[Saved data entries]
▬▬▬▬▬▬
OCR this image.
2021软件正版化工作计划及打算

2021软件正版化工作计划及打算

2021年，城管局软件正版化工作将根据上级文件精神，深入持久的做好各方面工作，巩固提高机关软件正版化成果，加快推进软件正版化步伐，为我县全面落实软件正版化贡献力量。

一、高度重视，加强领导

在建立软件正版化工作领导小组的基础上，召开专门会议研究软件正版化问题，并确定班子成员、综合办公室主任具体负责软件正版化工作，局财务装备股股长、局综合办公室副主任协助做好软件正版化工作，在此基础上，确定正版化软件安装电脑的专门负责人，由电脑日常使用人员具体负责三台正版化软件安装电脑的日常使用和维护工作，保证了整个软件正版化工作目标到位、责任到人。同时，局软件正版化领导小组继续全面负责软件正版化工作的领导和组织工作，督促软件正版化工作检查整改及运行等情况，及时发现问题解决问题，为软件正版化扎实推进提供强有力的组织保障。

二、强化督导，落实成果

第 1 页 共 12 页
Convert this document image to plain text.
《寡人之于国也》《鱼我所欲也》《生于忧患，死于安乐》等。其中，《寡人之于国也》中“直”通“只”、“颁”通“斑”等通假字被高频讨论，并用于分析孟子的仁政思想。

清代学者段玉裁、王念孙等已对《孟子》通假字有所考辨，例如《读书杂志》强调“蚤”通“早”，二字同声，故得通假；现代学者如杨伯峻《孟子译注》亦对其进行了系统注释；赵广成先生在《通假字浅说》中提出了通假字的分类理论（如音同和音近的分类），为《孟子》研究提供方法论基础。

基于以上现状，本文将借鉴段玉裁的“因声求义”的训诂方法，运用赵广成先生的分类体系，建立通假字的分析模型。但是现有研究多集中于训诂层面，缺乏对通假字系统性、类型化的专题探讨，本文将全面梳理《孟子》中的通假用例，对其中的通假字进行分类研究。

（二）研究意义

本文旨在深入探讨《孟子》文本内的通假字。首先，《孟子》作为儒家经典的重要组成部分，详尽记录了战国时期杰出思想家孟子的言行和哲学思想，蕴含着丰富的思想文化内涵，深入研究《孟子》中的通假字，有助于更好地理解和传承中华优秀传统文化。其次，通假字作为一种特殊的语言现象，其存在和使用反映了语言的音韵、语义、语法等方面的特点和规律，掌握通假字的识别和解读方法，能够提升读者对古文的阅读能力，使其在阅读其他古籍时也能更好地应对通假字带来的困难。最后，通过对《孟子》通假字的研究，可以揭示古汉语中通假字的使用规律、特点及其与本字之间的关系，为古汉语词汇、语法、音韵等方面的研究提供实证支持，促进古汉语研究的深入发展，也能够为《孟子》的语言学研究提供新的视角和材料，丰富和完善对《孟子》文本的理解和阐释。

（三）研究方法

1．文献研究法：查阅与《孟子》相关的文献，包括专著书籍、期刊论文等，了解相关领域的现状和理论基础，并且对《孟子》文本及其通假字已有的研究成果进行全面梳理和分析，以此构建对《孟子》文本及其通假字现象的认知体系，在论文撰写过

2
▬▬▬▬▬▬
- **GOAL OF THE EXERCISE**:
All of the entries must be quoted exactly; please include each one.

- **FINAL RESULT**:
OCR this image.
2021软件正版化工作计划及打算

2021软件正版化工作计划及打算

2021年，城管局软件正版化工作将根据上级文件精神，深入持久的做好各方面工作，巩固提高机关软件正版化成果，加快推进软件正版化步伐，为我县全面落实软件正版化贡献力量。

一、高度重视，加强领导

在建立软件正版化工作领导小组的基础上，召开专门会议研究软件正版化问题，并确定班子成员、综合办公室主任具体负责软件正版化工作，局财务装备股股长、局综合办公室副主任协助做好软件正版化工作，在此基础上，确定正版化软件安装电脑的专门负责人，由电脑日常使用人员具体负责三台正版化软件安装电脑的日常使用和维护工作，保证了整个软件正版化工作目标到位、责任到人。同时，局软件正版化领导小组继续全面负责软件正版化工作的领导和组织工作，督促软件正版化工作检查整改及运行等情况，及时发现问题解决问题，为软件正版化扎实推进提供强有力的组织保障。

二、强化督导，落实成果

第 1 页 共 12 页
Convert this document image to plain text.
《寡人之于国也》《鱼我所欲也》《生于忧患，死于安乐》等。其中，《寡人之于国也》中“直”通“只”、“颁”通“斑”等通假字被高频讨论，并用于分析孟子的仁政思想。

清代学者段玉裁、王念孙等已对《孟子》通假字有所考辨，例如《读书杂志》强调“蚤”通“早”，二字同声，故得通假；现代学者如杨伯峻《孟子译注》亦对其进行了系统注释；赵广成先生在《通假字浅说》中提出了通假字的分类理论（如音同和音近的分类），为《孟子》研究提供方法论基础。

基于以上现状，本文将借鉴段玉裁的“因声求义”的训诂方法，运用赵广成先生的分类体系，建立通假字的分析模型。但是现有研究多集中于训诂层面，缺乏对通假字系统性、类型化的专题探讨，本文将全面梳理《孟子》中的通假用例，对其中的通假字进行分类研究。

（二）研究意义

本文旨在深入探讨《孟子》文本内的通假字。首先，《孟子》作为儒家经典的重要组成部分，详尽记录了战国时期杰出思想家孟子的言行和哲学思想，蕴含着丰富的思想文化内涵，深入研究《孟子》中的通假字，有助于更好地理解和传承中华优秀传统文化。其次，通假字作为一种特殊的语言现象，其存在和使用反映了语言的音韵、语义、语法等方面的特点和规律，掌握通假字的识别和解读方法，能够提升读者对古文的阅读能力，使其在阅读其他古籍时也能更好地应对通假字带来的困难。最后，通过对《孟子》通假字的研究，可以揭示古汉语中通假字的使用规律、特点及其与本字之间的关系，为古汉语词汇、语法、音韵等方面的研究提供实证支持，促进古汉语研究的深入发展，也能够为《孟子》的语言学研究提供新的视角和材料，丰富和完善对《孟子》文本的理解和阐释。

（三）研究方法

1．文献研究法：查阅与《孟子》相关的文献，包括专著书籍、期刊论文等，了解相关领域的现状和理论基础，并且对《孟子》文本及其通假字已有的研究成果进行全面梳理和分析，以此构建对《孟子》文本及其通假字现象的认知体系，在论文撰写过

2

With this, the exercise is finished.